What needs to be done: Look through the listing for the word "Chapter". Copy each line that has it.

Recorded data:
================
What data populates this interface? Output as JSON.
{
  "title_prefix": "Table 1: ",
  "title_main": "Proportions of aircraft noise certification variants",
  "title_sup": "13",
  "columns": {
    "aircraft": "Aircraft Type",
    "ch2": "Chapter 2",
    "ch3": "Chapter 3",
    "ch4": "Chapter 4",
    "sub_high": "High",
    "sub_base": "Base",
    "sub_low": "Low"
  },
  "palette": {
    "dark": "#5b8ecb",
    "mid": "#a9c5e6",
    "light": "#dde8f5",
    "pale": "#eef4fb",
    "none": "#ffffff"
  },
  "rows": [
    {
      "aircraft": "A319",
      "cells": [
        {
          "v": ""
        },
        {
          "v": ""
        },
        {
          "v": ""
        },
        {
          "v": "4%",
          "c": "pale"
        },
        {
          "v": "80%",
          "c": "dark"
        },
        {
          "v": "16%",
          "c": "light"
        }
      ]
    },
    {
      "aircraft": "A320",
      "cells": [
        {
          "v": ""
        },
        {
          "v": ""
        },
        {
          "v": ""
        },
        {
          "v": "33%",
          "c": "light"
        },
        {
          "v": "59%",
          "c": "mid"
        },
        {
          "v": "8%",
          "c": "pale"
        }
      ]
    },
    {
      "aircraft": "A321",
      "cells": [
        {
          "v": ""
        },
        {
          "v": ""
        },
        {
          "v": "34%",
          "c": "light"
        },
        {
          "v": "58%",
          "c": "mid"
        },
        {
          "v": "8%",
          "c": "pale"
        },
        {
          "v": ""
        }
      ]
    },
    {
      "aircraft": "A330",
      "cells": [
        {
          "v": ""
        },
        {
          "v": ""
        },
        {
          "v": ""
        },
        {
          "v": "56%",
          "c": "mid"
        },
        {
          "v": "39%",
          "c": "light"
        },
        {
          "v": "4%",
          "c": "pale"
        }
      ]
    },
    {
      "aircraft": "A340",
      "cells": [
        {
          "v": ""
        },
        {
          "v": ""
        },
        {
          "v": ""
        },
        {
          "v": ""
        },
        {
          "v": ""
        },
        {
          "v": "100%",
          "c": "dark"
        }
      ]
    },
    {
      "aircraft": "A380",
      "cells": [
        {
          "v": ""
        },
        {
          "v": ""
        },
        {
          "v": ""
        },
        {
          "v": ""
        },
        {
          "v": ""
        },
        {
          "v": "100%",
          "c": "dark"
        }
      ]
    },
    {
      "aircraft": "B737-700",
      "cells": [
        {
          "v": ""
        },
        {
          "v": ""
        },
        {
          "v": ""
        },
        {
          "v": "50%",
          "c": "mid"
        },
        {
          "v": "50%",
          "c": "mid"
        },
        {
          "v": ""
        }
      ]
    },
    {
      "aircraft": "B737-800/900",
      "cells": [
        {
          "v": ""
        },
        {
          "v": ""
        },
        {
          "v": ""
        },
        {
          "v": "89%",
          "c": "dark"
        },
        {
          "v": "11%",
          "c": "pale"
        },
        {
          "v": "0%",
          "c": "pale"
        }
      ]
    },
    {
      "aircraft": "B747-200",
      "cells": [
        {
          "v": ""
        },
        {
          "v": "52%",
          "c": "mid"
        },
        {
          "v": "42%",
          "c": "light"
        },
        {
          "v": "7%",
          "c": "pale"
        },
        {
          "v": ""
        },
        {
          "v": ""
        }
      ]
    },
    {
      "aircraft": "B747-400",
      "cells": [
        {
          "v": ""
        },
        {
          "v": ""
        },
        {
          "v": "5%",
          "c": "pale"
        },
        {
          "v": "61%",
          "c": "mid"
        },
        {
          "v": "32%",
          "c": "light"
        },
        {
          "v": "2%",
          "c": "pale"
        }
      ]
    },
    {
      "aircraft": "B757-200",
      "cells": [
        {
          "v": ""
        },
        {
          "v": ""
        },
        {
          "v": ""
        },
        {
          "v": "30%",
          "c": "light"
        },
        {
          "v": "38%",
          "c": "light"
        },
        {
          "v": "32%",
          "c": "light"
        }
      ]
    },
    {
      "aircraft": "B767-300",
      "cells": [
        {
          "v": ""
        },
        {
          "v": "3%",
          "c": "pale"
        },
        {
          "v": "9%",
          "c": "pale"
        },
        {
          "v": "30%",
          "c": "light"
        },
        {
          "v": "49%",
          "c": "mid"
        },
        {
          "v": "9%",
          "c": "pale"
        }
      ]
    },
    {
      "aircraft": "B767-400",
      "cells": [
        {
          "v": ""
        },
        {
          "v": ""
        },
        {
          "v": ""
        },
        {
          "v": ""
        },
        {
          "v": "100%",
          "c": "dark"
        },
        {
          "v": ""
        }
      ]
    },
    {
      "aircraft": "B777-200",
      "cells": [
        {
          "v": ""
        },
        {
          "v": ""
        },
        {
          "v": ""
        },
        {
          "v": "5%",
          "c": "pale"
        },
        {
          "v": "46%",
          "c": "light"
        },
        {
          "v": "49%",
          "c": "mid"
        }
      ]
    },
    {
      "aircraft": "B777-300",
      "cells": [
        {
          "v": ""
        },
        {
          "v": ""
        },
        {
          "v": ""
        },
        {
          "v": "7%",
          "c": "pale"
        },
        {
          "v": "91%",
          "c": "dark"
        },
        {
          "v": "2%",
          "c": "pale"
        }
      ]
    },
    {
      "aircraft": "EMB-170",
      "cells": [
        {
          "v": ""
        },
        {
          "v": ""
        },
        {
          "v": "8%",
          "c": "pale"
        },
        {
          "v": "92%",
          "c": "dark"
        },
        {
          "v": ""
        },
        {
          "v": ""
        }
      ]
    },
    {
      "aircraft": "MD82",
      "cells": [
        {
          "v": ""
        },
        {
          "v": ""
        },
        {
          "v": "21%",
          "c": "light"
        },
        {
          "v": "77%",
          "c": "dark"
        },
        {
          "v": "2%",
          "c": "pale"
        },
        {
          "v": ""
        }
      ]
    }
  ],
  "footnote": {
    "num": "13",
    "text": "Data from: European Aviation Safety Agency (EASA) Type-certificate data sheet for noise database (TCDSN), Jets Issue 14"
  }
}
================
Final answer:
    "ch2": "Chapter 2",
    "ch3": "Chapter 3",
    "ch4": "Chapter 4",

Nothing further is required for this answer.